Task directions:
Copy all the material below, exactly as it stands.

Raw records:
# # #

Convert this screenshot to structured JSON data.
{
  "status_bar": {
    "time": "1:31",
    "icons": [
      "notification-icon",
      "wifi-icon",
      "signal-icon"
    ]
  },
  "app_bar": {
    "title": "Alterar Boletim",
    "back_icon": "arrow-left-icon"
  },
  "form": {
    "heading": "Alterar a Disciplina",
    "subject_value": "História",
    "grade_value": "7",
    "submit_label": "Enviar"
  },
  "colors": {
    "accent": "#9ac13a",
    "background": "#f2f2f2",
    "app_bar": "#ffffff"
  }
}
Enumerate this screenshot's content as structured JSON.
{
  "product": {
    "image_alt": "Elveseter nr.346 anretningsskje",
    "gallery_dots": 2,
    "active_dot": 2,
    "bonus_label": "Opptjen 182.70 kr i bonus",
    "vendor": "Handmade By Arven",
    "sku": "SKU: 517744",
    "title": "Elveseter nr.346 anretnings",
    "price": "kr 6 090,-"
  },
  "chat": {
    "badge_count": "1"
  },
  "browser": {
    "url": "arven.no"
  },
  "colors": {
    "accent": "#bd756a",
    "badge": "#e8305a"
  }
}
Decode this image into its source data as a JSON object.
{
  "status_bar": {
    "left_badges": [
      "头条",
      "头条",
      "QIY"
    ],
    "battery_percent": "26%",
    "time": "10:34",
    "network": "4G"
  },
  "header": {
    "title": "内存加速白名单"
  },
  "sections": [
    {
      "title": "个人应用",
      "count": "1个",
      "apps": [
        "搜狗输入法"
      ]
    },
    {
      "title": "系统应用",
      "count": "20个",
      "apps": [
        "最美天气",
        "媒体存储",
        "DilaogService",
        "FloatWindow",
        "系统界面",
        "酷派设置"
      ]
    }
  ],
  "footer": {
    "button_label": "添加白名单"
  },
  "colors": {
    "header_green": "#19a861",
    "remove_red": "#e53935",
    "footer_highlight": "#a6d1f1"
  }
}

# # #

Output for this exercise:
Convert this screenshot to structured JSON data.
{
  "status_bar": {
    "time": "1:31",
    "icons": [
      "notification-icon",
      "wifi-icon",
      "signal-icon"
    ]
  },
  "app_bar": {
    "title": "Alterar Boletim",
    "back_icon": "arrow-left-icon"
  },
  "form": {
    "heading": "Alterar a Disciplina",
    "subject_value": "História",
    "grade_value": "7",
    "submit_label": "Enviar"
  },
  "colors": {
    "accent": "#9ac13a",
    "background": "#f2f2f2",
    "app_bar": "#ffffff"
  }
}
Enumerate this screenshot's content as structured JSON.
{
  "product": {
    "image_alt": "Elveseter nr.346 anretningsskje",
    "gallery_dots": 2,
    "active_dot": 2,
    "bonus_label": "Opptjen 182.70 kr i bonus",
    "vendor": "Handmade By Arven",
    "sku": "SKU: 517744",
    "title": "Elveseter nr.346 anretnings",
    "price": "kr 6 090,-"
  },
  "chat": {
    "badge_count": "1"
  },
  "browser": {
    "url": "arven.no"
  },
  "colors": {
    "accent": "#bd756a",
    "badge": "#e8305a"
  }
}
Decode this image into its source data as a JSON object.
{
  "status_bar": {
    "left_badges": [
      "头条",
      "头条",
      "QIY"
    ],
    "battery_percent": "26%",
    "time": "10:34",
    "network": "4G"
  },
  "header": {
    "title": "内存加速白名单"
  },
  "sections": [
    {
      "title": "个人应用",
      "count": "1个",
      "apps": [
        "搜狗输入法"
      ]
    },
    {
      "title": "系统应用",
      "count": "20个",
      "apps": [
        "最美天气",
        "媒体存储",
        "DilaogService",
        "FloatWindow",
        "系统界面",
        "酷派设置"
      ]
    }
  ],
  "footer": {
    "button_label": "添加白名单"
  },
  "colors": {
    "header_green": "#19a861",
    "remove_red": "#e53935",
    "footer_highlight": "#a6d1f1"
  }
}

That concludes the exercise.